▶ _Extrait à lire_:
-------
Pour les moyens développés au soutien des prétentions, il est expressément référé aux conclusions respectives des parties.

L'instruction a été clôturée par ordonnance du 31 janvier 2023.

L'arrêt sera contradictoire, puisque toutes les parties sont représentées.

MOTIFS DE LA DECISION

Sur l'étendue de la saisine de la cour

Aux termes de l'article 954 alinéa 3 du code de procédure civile, la cour ne statue que sur les prétentions énoncées au dispositif et n'examine les moyens au soutien de ces prétentions que s'ils sont invoqués dans la discussion.

Il est constaté que le dispositif des conclusions des parties comporte des demandes de « dire » et « constater » qui ne constituent pas toutes des prétentions, mais des moyens, si bien que la cour n'en est pas saisie.

Sur l'exception d'irrecevabilité de la demande de condamnation à exécuter des travaux sous astreinte

Aux termes de l'article 122 du code de procédure civile, tout moyen qui tend à faire déclarer l'adversaire irrecevable en sa demande, sans examen au fond, pour défaut de droit d'agir, tel le défaut de qualité, le défaut d'intérêt, la prescription, le délai préfix, la chose jugée, constitue une fin de non-recevoir.

La SARL ABC Promotion conclut à l'irrecevabilité de la demande de condamnation à exécuter des travaux sous astreinte dirigée à son encontre, en arguant :

- qu'elle n'est pas propriétaire des ouvrages incriminés, s'agissant d'une partie commune de la copropriété Square du Lys, organisée et représentée par un syndic professionnel depuis 2013, qui n'est pas dans la cause,

- qu'elle n'était plus le gardien occasionnel de cet ouvrage, à la date du 29 juillet 2016, date de la délivrance de l'exploit introductif d'instance.

Il est constaté que M. et Mme [J] forment leur demande à ce titre contre la SARL ABC Promotion, sur le fondement de l'article 544 du code civil soit la théorie des troubles anormaux de voisinage.

Il ressort des pièces débattues que c'est la SARL ABC Promotion qui a exécuté les travaux sur l'immeuble mitoyen de celui appartenant à M. et Mme [J], en vertu d'une déclaration préalable de travaux approuvée le 6 novembre 2012 et d'un permis de construire accordé le 5 février 2015.

Il est allégué que les travaux réalisés, sont préjudiciables à M. et Mme [J].

M. et Mme [J] sont donc recevables à agir contre la SARL ABC Promotion pour remettre en cause lesdits travaux. La SARL ABC Promotion sera déboutée de son exception d'irrecevabilité de cette demande, la théorie des troubles anormaux du voisinage n'étant pas limitée aux propriétaires et aucune pièce ne permettant de dater la fin des travaux litigieux.

Il sera ajouté au jugement appelé qui n'a pas statué sur ce point.

Sur la demande de condamnation à exécuter des travaux sous astreinte

Selon les dispositions de l'article 544 du code civil, « La propriété est le droit de jouir et de disposer des choses de la manière la plus absolue, pourvu qu'on n'en fasse pas un usage prohibé par les lois ou par les règlements. »
-------
Annotations de zones d'image:
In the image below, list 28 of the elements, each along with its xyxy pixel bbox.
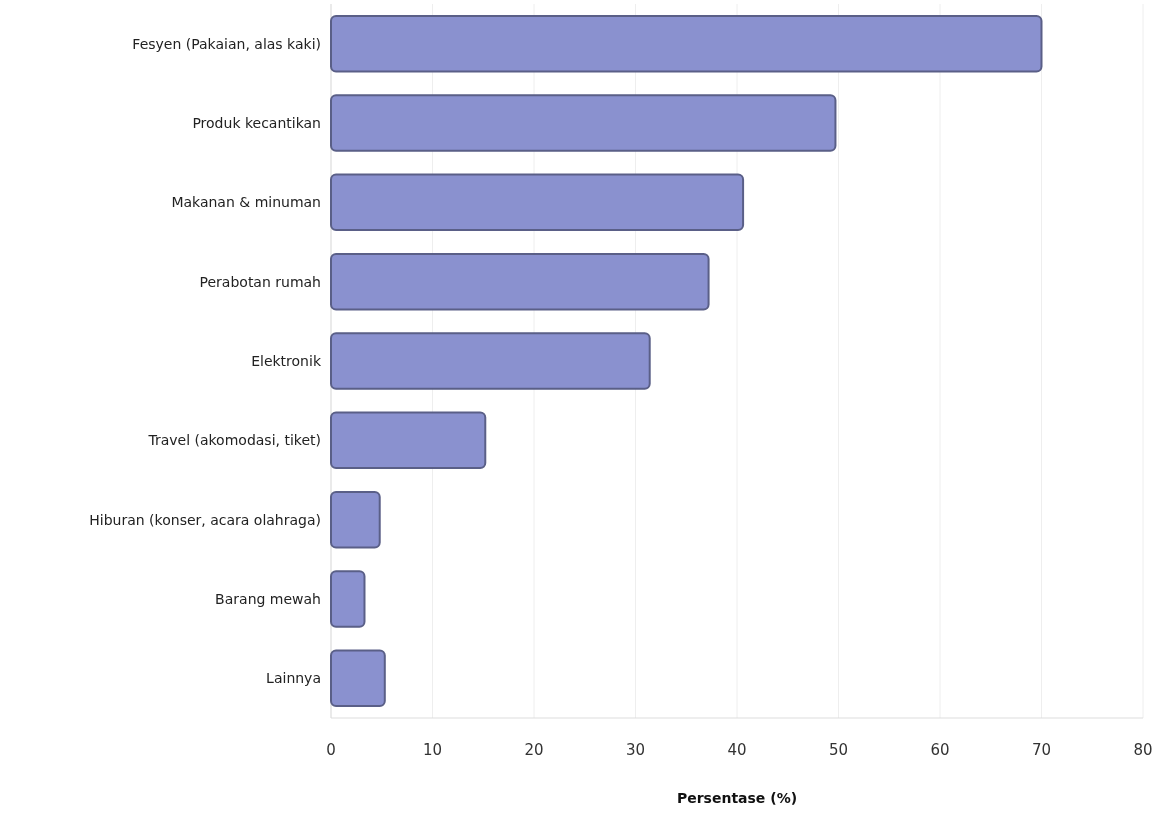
bar: [330, 14, 1043, 73]
y-tick-label: Lainnya: [266, 670, 321, 687]
x-tick-label: 20: [524, 741, 544, 759]
x-tick-label: 50: [828, 741, 849, 759]
x-tick-label: 40: [727, 741, 747, 759]
y-tick-label: Produk kecantikan: [192, 114, 321, 131]
y-tick-label: Perabotan rumah: [199, 273, 321, 290]
y-tick-label: Makanan & minuman: [171, 194, 321, 211]
y-tick-label: Travel (akomodasi, tiket): [147, 432, 321, 449]
bar: [330, 649, 386, 708]
bar: [330, 490, 381, 549]
y-tick-label: Fesyen (Pakaian, alas kaki): [132, 35, 321, 52]
x-tick-label: 30: [625, 741, 646, 759]
y-tick-label: Hiburan (konser, acara olahraga): [89, 511, 321, 528]
bar: [330, 332, 651, 390]
bar: [330, 94, 837, 152]
x-axis-title: Persentase (%): [676, 790, 798, 806]
x-tick-label: 0: [326, 741, 336, 759]
bar: [330, 173, 745, 232]
x-tick-label: 80: [1133, 741, 1153, 759]
x-tick-label: 10: [422, 741, 443, 759]
bar: [330, 411, 487, 470]
bar: [330, 252, 710, 311]
x-tick-label: 60: [930, 741, 950, 759]
bar: [330, 570, 366, 628]
y-tick-label: Elektronik: [251, 352, 322, 369]
y-tick-label: Barang mewah: [215, 590, 321, 607]
x-tick-label: 70: [1031, 741, 1052, 759]
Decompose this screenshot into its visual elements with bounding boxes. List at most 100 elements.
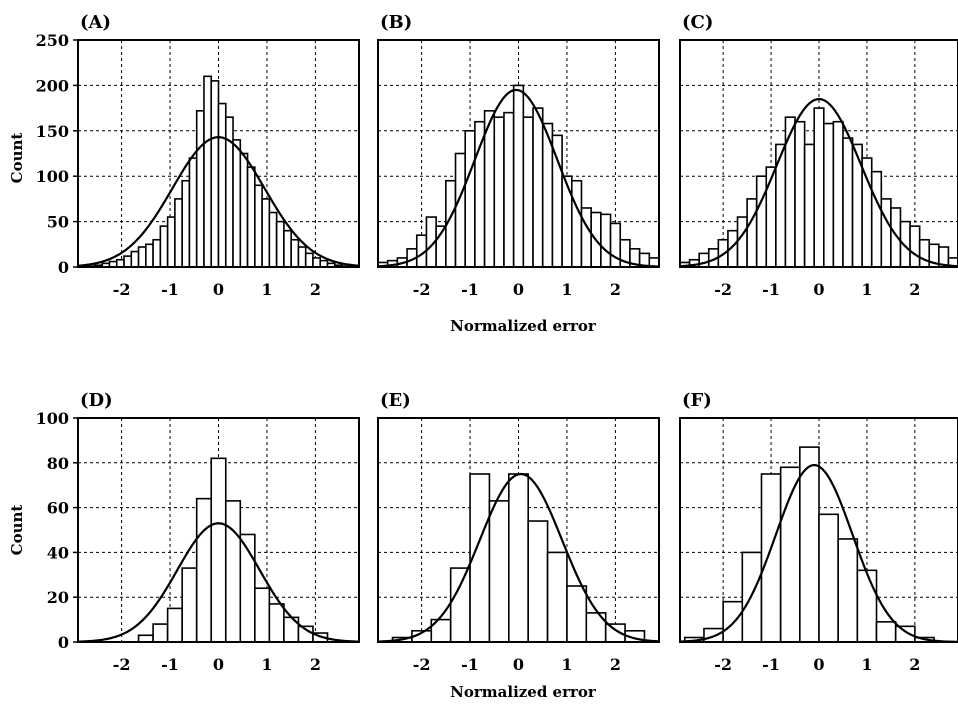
histogram-bar — [211, 458, 226, 642]
histogram-bar — [528, 521, 547, 642]
x-tick-label: 0 — [213, 280, 224, 299]
panel-d: (D)-2 -1 0 1 2020406080100 — [36, 390, 359, 674]
histogram-bar — [548, 552, 567, 642]
histogram-bar — [910, 226, 920, 267]
histogram-bar — [800, 447, 819, 642]
y-tick-label: 0 — [58, 258, 69, 277]
y-tick-label: 100 — [36, 167, 69, 186]
panel-label: (E) — [380, 390, 411, 411]
histogram-bar — [269, 213, 276, 267]
histogram-bar — [766, 167, 776, 267]
x-tick-label: -1 — [762, 655, 780, 674]
histogram-bar — [182, 568, 197, 642]
x-tick-label: -2 — [113, 280, 131, 299]
histogram-bar — [291, 240, 298, 267]
histogram-bar — [168, 217, 175, 267]
histogram-bar — [451, 568, 470, 642]
x-tick-label: -2 — [413, 280, 431, 299]
y-tick-label: 60 — [47, 499, 69, 518]
histogram-bar — [160, 226, 167, 267]
x-tick-label: 0 — [813, 655, 824, 674]
x-tick-label: 0 — [813, 280, 824, 299]
panel-e: (E) -2 -1 0 1 2 — [378, 390, 659, 674]
histogram-bar — [313, 258, 320, 267]
panel-label: (F) — [682, 390, 712, 411]
panel-b: (B) -2 -1 0 1 2 — [378, 12, 659, 299]
histogram-bar — [494, 117, 504, 267]
histogram-bar — [611, 223, 621, 267]
x-tick-label: 1 — [861, 655, 872, 674]
x-tick-label: -1 — [161, 280, 179, 299]
x-tick-label: -2 — [413, 655, 431, 674]
row2-xlabel: Normalized error — [450, 683, 597, 701]
panel-label: (D) — [80, 390, 113, 411]
x-tick-label: 1 — [561, 655, 572, 674]
histogram-bar — [219, 104, 226, 267]
histogram-bar — [255, 185, 262, 267]
row1-xlabel: Normalized error — [450, 317, 597, 335]
histogram-bar — [805, 144, 815, 267]
x-tick-label: 0 — [513, 655, 524, 674]
histogram-bar — [581, 208, 591, 267]
histogram-bar — [757, 176, 767, 267]
histogram-bar — [504, 113, 514, 267]
x-tick-label: 2 — [310, 280, 321, 299]
y-tick-label: 20 — [47, 588, 69, 607]
y-tick-label: 80 — [47, 454, 69, 473]
histogram-bar — [920, 240, 930, 267]
histogram-bar — [857, 570, 876, 642]
histogram-bar — [124, 256, 131, 267]
histogram-bar — [509, 474, 528, 642]
x-tick-label: -1 — [161, 655, 179, 674]
histogram-bar — [747, 199, 757, 267]
x-tick-label: 2 — [310, 655, 321, 674]
x-tick-label: -1 — [461, 280, 479, 299]
x-tick-label: 2 — [909, 280, 920, 299]
panel-plot-area — [378, 418, 659, 642]
histogram-bar — [175, 199, 182, 267]
histogram-bar — [567, 586, 586, 642]
histogram-bar — [475, 122, 485, 267]
histogram-bar — [838, 539, 857, 642]
histogram-bar — [226, 501, 241, 642]
panel-a: (A) -2 -1 0 1 2 0 50 100 150 200 250 — [36, 12, 359, 299]
histogram-bar — [131, 252, 138, 267]
panel-c: (C) -2 -1 0 1 2 — [680, 12, 958, 299]
histogram-bar — [139, 635, 154, 642]
histogram-bar — [738, 217, 748, 267]
histogram-bar — [211, 81, 218, 267]
panel-plot-area — [680, 40, 958, 267]
panel-plot-area — [78, 418, 359, 642]
histogram-bar — [819, 514, 838, 642]
histogram-bar — [262, 199, 269, 267]
histogram-bar — [153, 624, 168, 642]
histogram-bar — [795, 122, 805, 267]
histogram-bar — [204, 76, 211, 267]
row2-ylabel: Count — [8, 505, 26, 556]
histogram-bar — [306, 253, 313, 267]
histogram-bar — [742, 552, 761, 642]
histogram-bar — [456, 154, 466, 268]
histogram-bar — [824, 124, 834, 267]
x-tick-label: 1 — [261, 655, 272, 674]
histogram-bar — [168, 608, 183, 642]
y-tick-label: 150 — [36, 122, 69, 141]
x-tick-label: -1 — [762, 280, 780, 299]
histogram-bar — [197, 111, 204, 267]
histogram-bar — [862, 158, 872, 267]
histogram-bar — [465, 131, 475, 267]
y-tick-label: 40 — [47, 543, 69, 562]
x-tick-label: 1 — [261, 280, 272, 299]
histogram-bar — [533, 108, 543, 267]
x-tick-label: 2 — [909, 655, 920, 674]
y-tick-label: 200 — [36, 76, 69, 95]
histogram-bar — [781, 467, 800, 642]
y-tick-label: 250 — [36, 31, 69, 50]
histogram-bar — [761, 474, 780, 642]
histogram-bar — [197, 499, 212, 642]
histogram-bar — [153, 240, 160, 267]
histogram-bar — [552, 135, 562, 267]
x-tick-label: 1 — [561, 280, 572, 299]
histogram-bar — [572, 181, 582, 267]
panel-label: (A) — [80, 12, 111, 33]
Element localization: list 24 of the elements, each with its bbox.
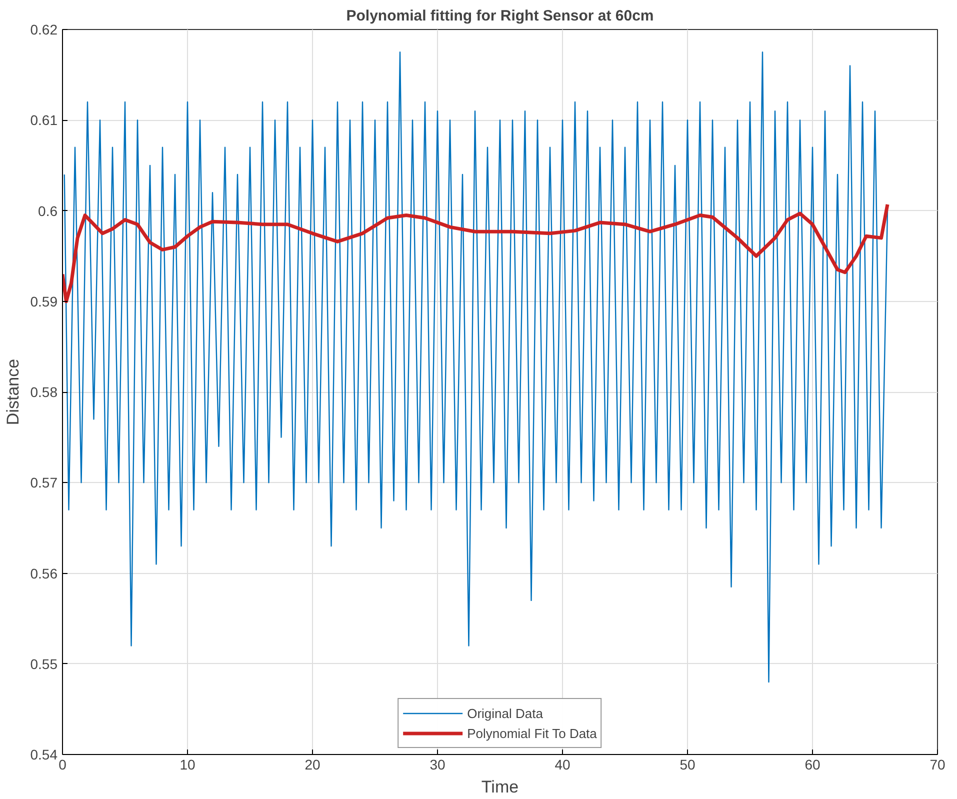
line-series bbox=[62, 202, 890, 304]
y-tick-label: 0.62 bbox=[30, 22, 58, 38]
x-tick-label: 60 bbox=[804, 756, 820, 772]
line-series bbox=[64, 52, 888, 683]
x-tick-label: 20 bbox=[304, 756, 320, 772]
x-tick-label: 0 bbox=[58, 756, 67, 772]
y-tick-label: 0.56 bbox=[30, 565, 58, 582]
y-tick-label: 0.59 bbox=[30, 293, 58, 310]
chart-title: Polynomial fitting for Right Sensor at 60cm bbox=[346, 8, 654, 24]
legend-label: Original Data bbox=[467, 706, 543, 720]
y-tick-label: 0.58 bbox=[30, 384, 58, 400]
y-tick-label: 0.54 bbox=[30, 746, 58, 762]
y-tick-label: 0.55 bbox=[30, 656, 58, 672]
x-tick-label: 40 bbox=[554, 756, 570, 772]
x-tick-label: 30 bbox=[430, 756, 446, 772]
x-tick-label: 70 bbox=[930, 756, 946, 772]
legend-label: Polynomial Fit To Data bbox=[467, 726, 597, 740]
y-axis-title: Distance bbox=[3, 358, 22, 426]
x-tick-label: 10 bbox=[180, 756, 196, 772]
y-tick-label: 0.57 bbox=[30, 474, 58, 491]
y-tick-label: 0.61 bbox=[30, 112, 58, 128]
y-tick-label: 0.6 bbox=[38, 202, 58, 219]
x-tick-label: 50 bbox=[680, 756, 696, 772]
x-axis-title: Time bbox=[481, 778, 519, 796]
-------
Recopiez fidèlement le passage de l'extrait qui commence aux mots « Il est constaté que M. » et s'arrête après « et Mme [J]. ». La liste n'a aucun rapport avec l'extrait.

Il est constaté que M. et Mme [J] forment leur demande à ce titre contre la SARL ABC Promotion, sur le fondement de l'article 544 du code civil soit la théorie des troubles anormaux de voisinage.

Il ressort des pièces débattues que c'est la SARL ABC Promotion qui a exécuté les travaux sur l'immeuble mitoyen de celui appartenant à M. et Mme [J], en vertu d'une déclaration préalable de travaux approuvée le 6 novembre 2012 et d'un permis de construire accordé le 5 février 2015.

Il est allégué que les travaux réalisés, sont préjudiciables à M. et Mme [J].